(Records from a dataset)
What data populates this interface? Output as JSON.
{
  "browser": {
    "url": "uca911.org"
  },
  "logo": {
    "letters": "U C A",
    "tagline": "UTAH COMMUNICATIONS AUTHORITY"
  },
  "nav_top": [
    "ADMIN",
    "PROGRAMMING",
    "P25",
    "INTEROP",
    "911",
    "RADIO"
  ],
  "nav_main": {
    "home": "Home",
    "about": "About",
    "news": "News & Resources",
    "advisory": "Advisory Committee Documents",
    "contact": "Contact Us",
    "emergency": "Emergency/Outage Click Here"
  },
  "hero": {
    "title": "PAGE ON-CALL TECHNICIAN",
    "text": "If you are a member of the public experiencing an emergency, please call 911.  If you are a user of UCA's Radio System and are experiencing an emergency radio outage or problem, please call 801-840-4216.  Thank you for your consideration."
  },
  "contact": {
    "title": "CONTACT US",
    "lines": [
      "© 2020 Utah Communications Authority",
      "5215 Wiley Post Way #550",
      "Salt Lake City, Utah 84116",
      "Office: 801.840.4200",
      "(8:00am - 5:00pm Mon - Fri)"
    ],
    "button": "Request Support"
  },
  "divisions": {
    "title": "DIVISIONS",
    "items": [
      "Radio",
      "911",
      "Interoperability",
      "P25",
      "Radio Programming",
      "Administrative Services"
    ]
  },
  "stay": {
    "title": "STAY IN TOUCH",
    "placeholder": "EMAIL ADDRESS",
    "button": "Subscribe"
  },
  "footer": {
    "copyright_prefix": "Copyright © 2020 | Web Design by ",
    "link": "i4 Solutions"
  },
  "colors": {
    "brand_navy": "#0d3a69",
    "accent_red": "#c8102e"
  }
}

• REQUIRED TASK:
Reproduce the entire listing word for word.

• FINAL ANSWER:
What data populates this interface? Output as JSON.
{
  "browser": {
    "url": "uca911.org"
  },
  "logo": {
    "letters": "U C A",
    "tagline": "UTAH COMMUNICATIONS AUTHORITY"
  },
  "nav_top": [
    "ADMIN",
    "PROGRAMMING",
    "P25",
    "INTEROP",
    "911",
    "RADIO"
  ],
  "nav_main": {
    "home": "Home",
    "about": "About",
    "news": "News & Resources",
    "advisory": "Advisory Committee Documents",
    "contact": "Contact Us",
    "emergency": "Emergency/Outage Click Here"
  },
  "hero": {
    "title": "PAGE ON-CALL TECHNICIAN",
    "text": "If you are a member of the public experiencing an emergency, please call 911.  If you are a user of UCA's Radio System and are experiencing an emergency radio outage or problem, please call 801-840-4216.  Thank you for your consideration."
  },
  "contact": {
    "title": "CONTACT US",
    "lines": [
      "© 2020 Utah Communications Authority",
      "5215 Wiley Post Way #550",
      "Salt Lake City, Utah 84116",
      "Office: 801.840.4200",
      "(8:00am - 5:00pm Mon - Fri)"
    ],
    "button": "Request Support"
  },
  "divisions": {
    "title": "DIVISIONS",
    "items": [
      "Radio",
      "911",
      "Interoperability",
      "P25",
      "Radio Programming",
      "Administrative Services"
    ]
  },
  "stay": {
    "title": "STAY IN TOUCH",
    "placeholder": "EMAIL ADDRESS",
    "button": "Subscribe"
  },
  "footer": {
    "copyright_prefix": "Copyright © 2020 | Web Design by ",
    "link": "i4 Solutions"
  },
  "colors": {
    "brand_navy": "#0d3a69",
    "accent_red": "#c8102e"
  }
}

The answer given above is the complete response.